Stored entries
* * * * *
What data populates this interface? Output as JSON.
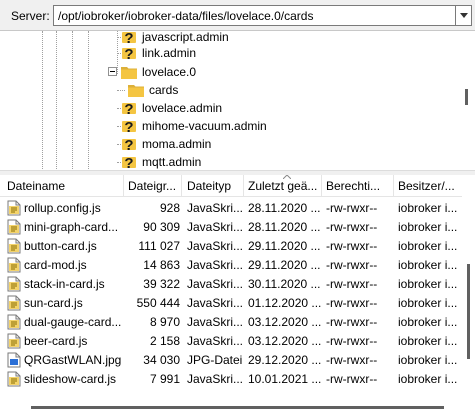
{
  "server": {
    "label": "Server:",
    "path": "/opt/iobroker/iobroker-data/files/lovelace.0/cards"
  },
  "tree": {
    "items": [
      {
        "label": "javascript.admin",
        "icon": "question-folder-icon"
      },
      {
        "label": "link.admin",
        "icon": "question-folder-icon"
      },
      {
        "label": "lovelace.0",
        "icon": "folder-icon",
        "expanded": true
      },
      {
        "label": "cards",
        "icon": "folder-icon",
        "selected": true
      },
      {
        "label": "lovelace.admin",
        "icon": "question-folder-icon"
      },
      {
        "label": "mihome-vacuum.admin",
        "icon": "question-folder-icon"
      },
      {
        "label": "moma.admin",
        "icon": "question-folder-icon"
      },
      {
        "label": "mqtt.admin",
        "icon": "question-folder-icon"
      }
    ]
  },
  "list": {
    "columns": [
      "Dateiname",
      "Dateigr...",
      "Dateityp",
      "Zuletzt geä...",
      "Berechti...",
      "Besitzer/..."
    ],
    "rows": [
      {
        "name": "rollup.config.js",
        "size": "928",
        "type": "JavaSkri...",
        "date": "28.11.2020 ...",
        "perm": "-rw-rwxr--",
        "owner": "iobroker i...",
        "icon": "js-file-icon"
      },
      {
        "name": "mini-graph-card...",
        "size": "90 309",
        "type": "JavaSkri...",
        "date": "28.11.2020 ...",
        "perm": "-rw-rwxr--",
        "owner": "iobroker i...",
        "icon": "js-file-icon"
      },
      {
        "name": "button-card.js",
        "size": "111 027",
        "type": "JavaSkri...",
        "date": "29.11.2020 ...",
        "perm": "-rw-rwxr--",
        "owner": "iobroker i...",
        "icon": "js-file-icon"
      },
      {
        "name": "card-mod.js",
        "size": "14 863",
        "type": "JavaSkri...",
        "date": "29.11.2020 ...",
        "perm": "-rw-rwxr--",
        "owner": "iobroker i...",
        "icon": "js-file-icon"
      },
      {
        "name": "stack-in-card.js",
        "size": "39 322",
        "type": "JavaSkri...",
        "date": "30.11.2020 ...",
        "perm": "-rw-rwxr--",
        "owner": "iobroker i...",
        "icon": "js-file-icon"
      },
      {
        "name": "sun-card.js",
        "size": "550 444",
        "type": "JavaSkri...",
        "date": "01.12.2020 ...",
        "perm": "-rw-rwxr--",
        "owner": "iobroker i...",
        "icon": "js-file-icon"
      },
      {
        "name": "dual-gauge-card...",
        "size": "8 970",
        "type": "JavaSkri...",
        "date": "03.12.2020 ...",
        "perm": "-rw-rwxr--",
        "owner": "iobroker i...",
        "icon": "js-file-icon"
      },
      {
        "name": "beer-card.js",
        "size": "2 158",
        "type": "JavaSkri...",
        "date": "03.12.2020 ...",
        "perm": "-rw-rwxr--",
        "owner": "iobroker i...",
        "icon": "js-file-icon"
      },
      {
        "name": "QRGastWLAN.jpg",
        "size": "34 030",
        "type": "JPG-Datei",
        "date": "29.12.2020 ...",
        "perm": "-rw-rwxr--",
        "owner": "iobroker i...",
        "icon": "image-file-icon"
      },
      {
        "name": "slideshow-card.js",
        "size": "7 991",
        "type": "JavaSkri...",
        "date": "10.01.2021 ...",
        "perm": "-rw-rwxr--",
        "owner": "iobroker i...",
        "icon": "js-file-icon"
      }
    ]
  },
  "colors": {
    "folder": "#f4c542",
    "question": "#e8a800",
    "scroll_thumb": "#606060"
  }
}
* * * * *
Task: Find the string "size" in the listing and return every line that holds it.

Output:
        "size": "928",
        "size": "90 309",
        "size": "111 027",
        "size": "14 863",
        "size": "39 322",
        "size": "550 444",
        "size": "8 970",
        "size": "2 158",
        "size": "34 030",
        "size": "7 991",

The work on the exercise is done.